(Stored records)
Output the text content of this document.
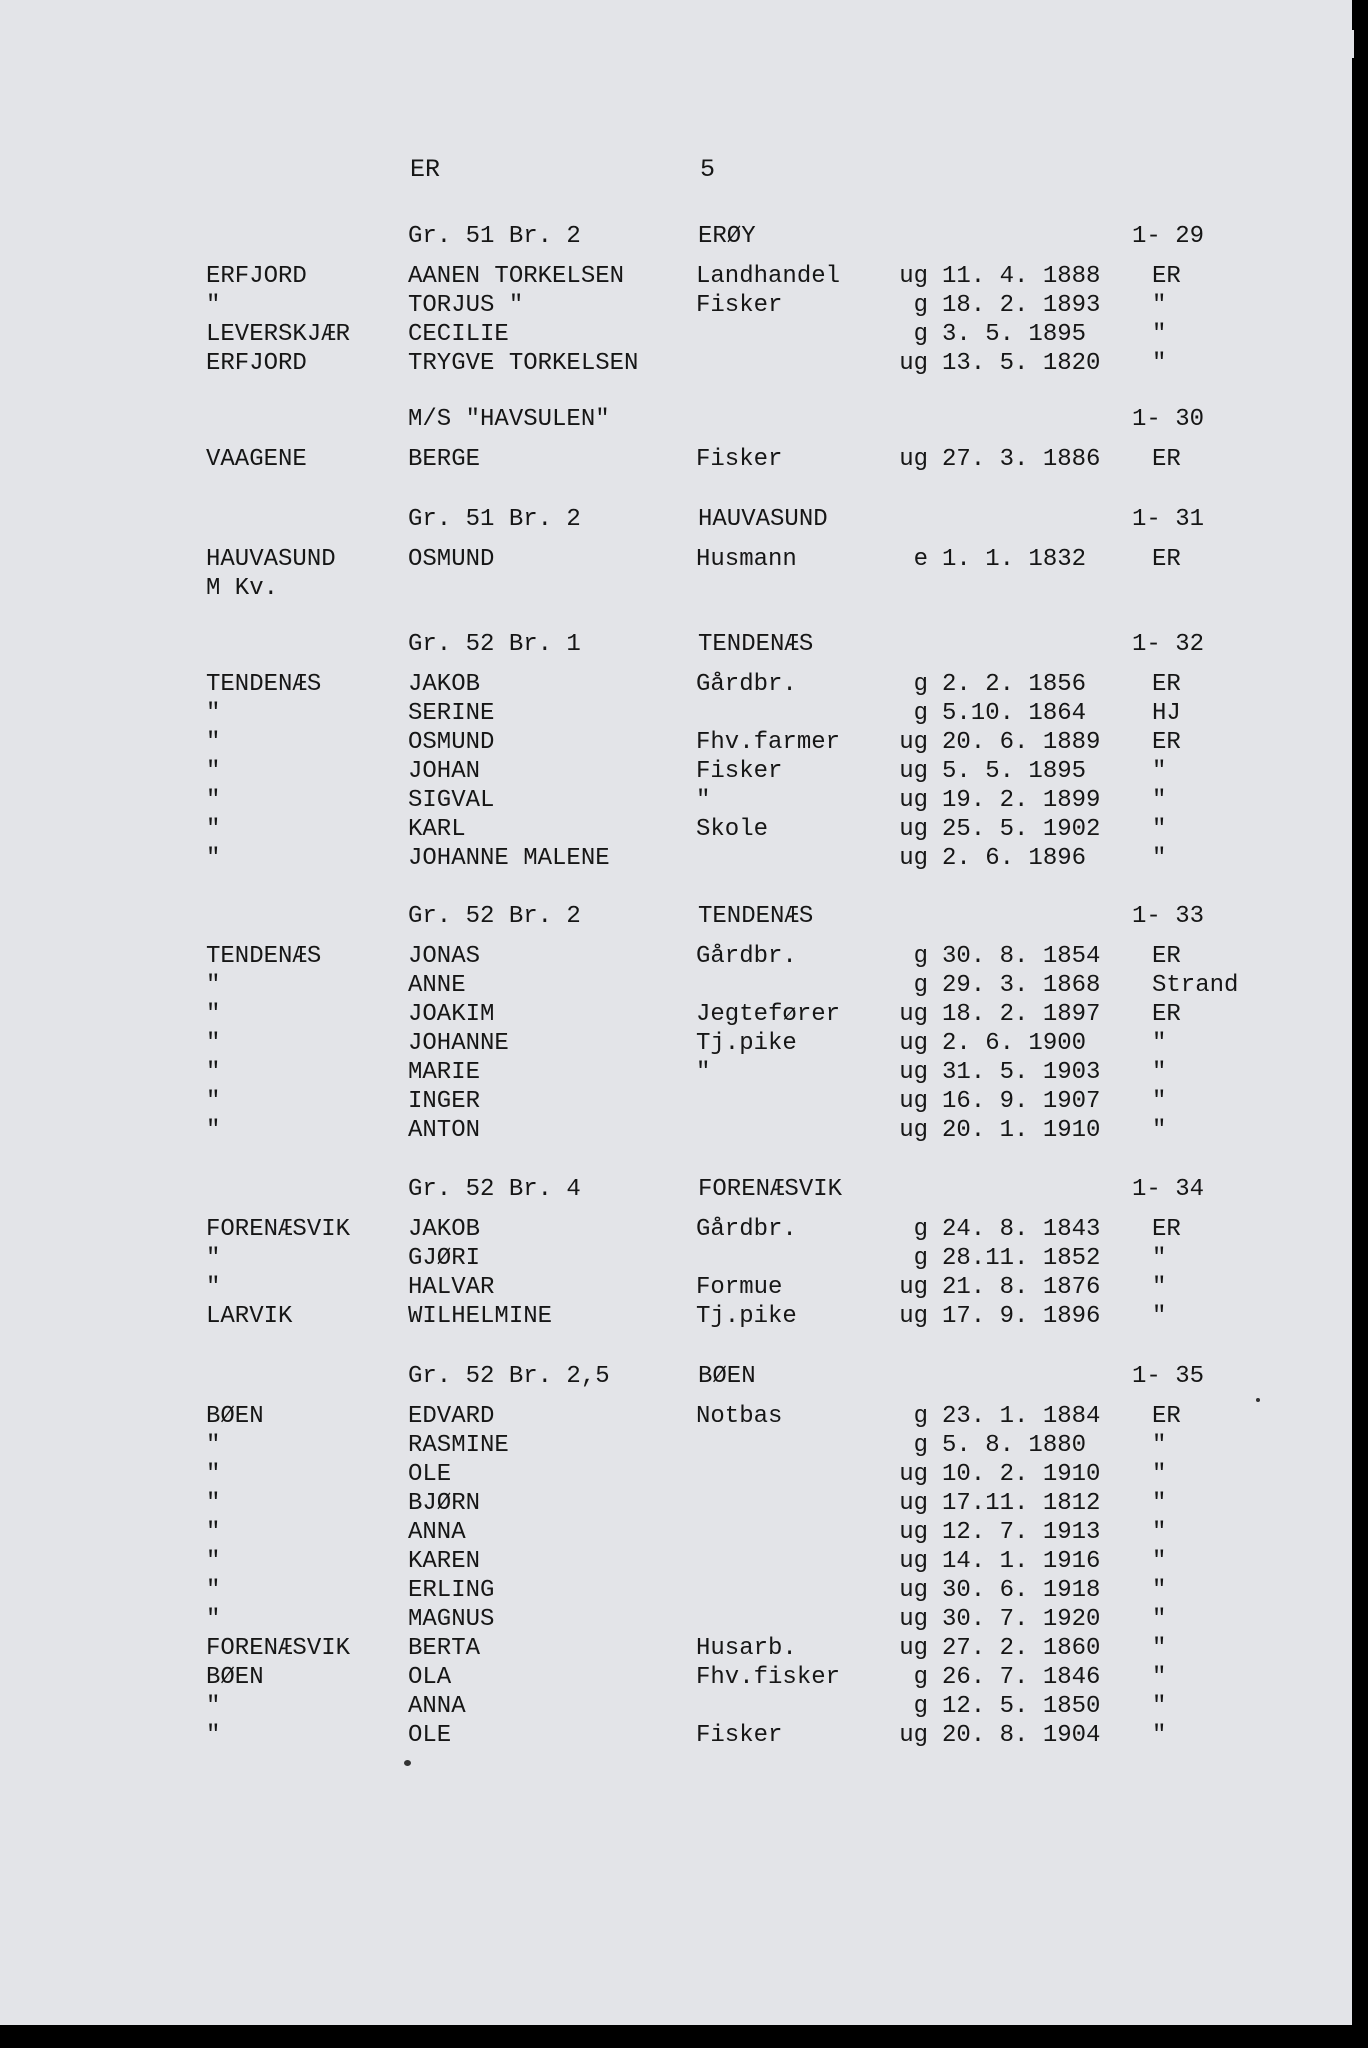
ER	5
Gr. 51 Br. 2	ERØY	1- 29
ERFJORD	AANEN TORKELSEN	Landhandel	ug 11. 4. 1888 ER
"	TORJUS "	Fisker	g 18. 2. 1893 "
LEVERSKJÆR CECILIE	g 3. 5. 1895	"
ERFJORD	TRYGVE TORKELSEN	ug 13. 5. 1820 "
M/S "HAVSULEN"	1- 30
VAAGENE	BERGE	Fisker	ug 27. 3. 1886 ER
Gr. 51 Br. 2	HAUVASUND	1- 31
HAUVASUND	OSMUND	Husmann	e 1. 1. 1832	ER
M Kv.
Gr. 52 Br. 1	TENDENÆS	1- 32
TENDENÆS	JAKOB	Gårdbr.	g 2. 2. 1856	ER
"	SERINE	g 5.10. 1864	HJ
"	OSMUND	Fhv.farmer	ug 20. 6. 1889 ER
"	JOHAN	Fisker	ug 5. 5. 1895	"
"	SIGVAL	"	ug 19. 2. 1899 "
"	KARL	Skole	ug 25. 5. 1902 "
"	JOHANNE MALENE	ug 2. 6. 1896	"
Gr. 52 Br. 2	TENDENÆS	1- 33
TENDENÆS	JONAS	Gårdbr.	g 30. 8. 1854 ER
"	ANNE	g 29. 3. 1868 Strand
"	JOAKIM	Jegtefører	ug 18. 2. 1897 ER
"	JOHANNE	Tj.pike	ug 2. 6. 1900	"
"	MARIE	"	ug 31. 5. 1903 "
"	INGER	ug 16. 9. 1907 "
"	ANTON	ug 20. 1. 1910 "
Gr. 52 Br. 4	FORENÆSVIK	1- 34
FORENÆSVIK JAKOB	Gårdbr.	g 24. 8. 1843 ER
"	GJØRI	g 28.11. 1852 "
"	HALVAR	Formue	ug 21. 8. 1876 "
LARVIK	WILHELMINE	Tj.pike	ug 17. 9. 1896 "
Gr. 52 Br. 2,5	BØEN	1- 35
BØEN	EDVARD	Notbas	g 23. 1. 1884 ER
"	RASMINE	g 5. 8. 1880	"
"	OLE	ug 10. 2. 1910 "
"	BJØRN	ug 17.11. 1812 "
"	ANNA	ug 12. 7. 1913 "
"	KAREN	ug 14. 1. 1916 "
"	ERLING	ug 30. 6. 1918 "
"	MAGNUS	ug 30. 7. 1920 "
FORENÆSVIK BERTA	Husarb.	ug 27. 2. 1860 "
BØEN	OLA	Fhv.fisker	g 26. 7. 1846 "
"	ANNA	g 12. 5. 1850 "
"	OLE	Fisker	ug 20. 8. 1904 "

What this task involves:
Copy all the lines of data exactly as they appear, dropping any images.

Solved problem:
Output the text content of this document.
ER	5
Gr. 51 Br. 2	ERØY	1- 29
ERFJORD	AANEN TORKELSEN	Landhandel	ug 11. 4. 1888 ER
"	TORJUS "	Fisker	g 18. 2. 1893 "
LEVERSKJÆR CECILIE	g 3. 5. 1895	"
ERFJORD	TRYGVE TORKELSEN	ug 13. 5. 1820 "
M/S "HAVSULEN"	1- 30
VAAGENE	BERGE	Fisker	ug 27. 3. 1886 ER
Gr. 51 Br. 2	HAUVASUND	1- 31
HAUVASUND	OSMUND	Husmann	e 1. 1. 1832	ER
M Kv.
Gr. 52 Br. 1	TENDENÆS	1- 32
TENDENÆS	JAKOB	Gårdbr.	g 2. 2. 1856	ER
"	SERINE	g 5.10. 1864	HJ
"	OSMUND	Fhv.farmer	ug 20. 6. 1889 ER
"	JOHAN	Fisker	ug 5. 5. 1895	"
"	SIGVAL	"	ug 19. 2. 1899 "
"	KARL	Skole	ug 25. 5. 1902 "
"	JOHANNE MALENE	ug 2. 6. 1896	"
Gr. 52 Br. 2	TENDENÆS	1- 33
TENDENÆS	JONAS	Gårdbr.	g 30. 8. 1854 ER
"	ANNE	g 29. 3. 1868 Strand
"	JOAKIM	Jegtefører	ug 18. 2. 1897 ER
"	JOHANNE	Tj.pike	ug 2. 6. 1900	"
"	MARIE	"	ug 31. 5. 1903 "
"	INGER	ug 16. 9. 1907 "
"	ANTON	ug 20. 1. 1910 "
Gr. 52 Br. 4	FORENÆSVIK	1- 34
FORENÆSVIK JAKOB	Gårdbr.	g 24. 8. 1843 ER
"	GJØRI	g 28.11. 1852 "
"	HALVAR	Formue	ug 21. 8. 1876 "
LARVIK	WILHELMINE	Tj.pike	ug 17. 9. 1896 "
Gr. 52 Br. 2,5	BØEN	1- 35
BØEN	EDVARD	Notbas	g 23. 1. 1884 ER
"	RASMINE	g 5. 8. 1880	"
"	OLE	ug 10. 2. 1910 "
"	BJØRN	ug 17.11. 1812 "
"	ANNA	ug 12. 7. 1913 "
"	KAREN	ug 14. 1. 1916 "
"	ERLING	ug 30. 6. 1918 "
"	MAGNUS	ug 30. 7. 1920 "
FORENÆSVIK BERTA	Husarb.	ug 27. 2. 1860 "
BØEN	OLA	Fhv.fisker	g 26. 7. 1846 "
"	ANNA	g 12. 5. 1850 "
"	OLE	Fisker	ug 20. 8. 1904 "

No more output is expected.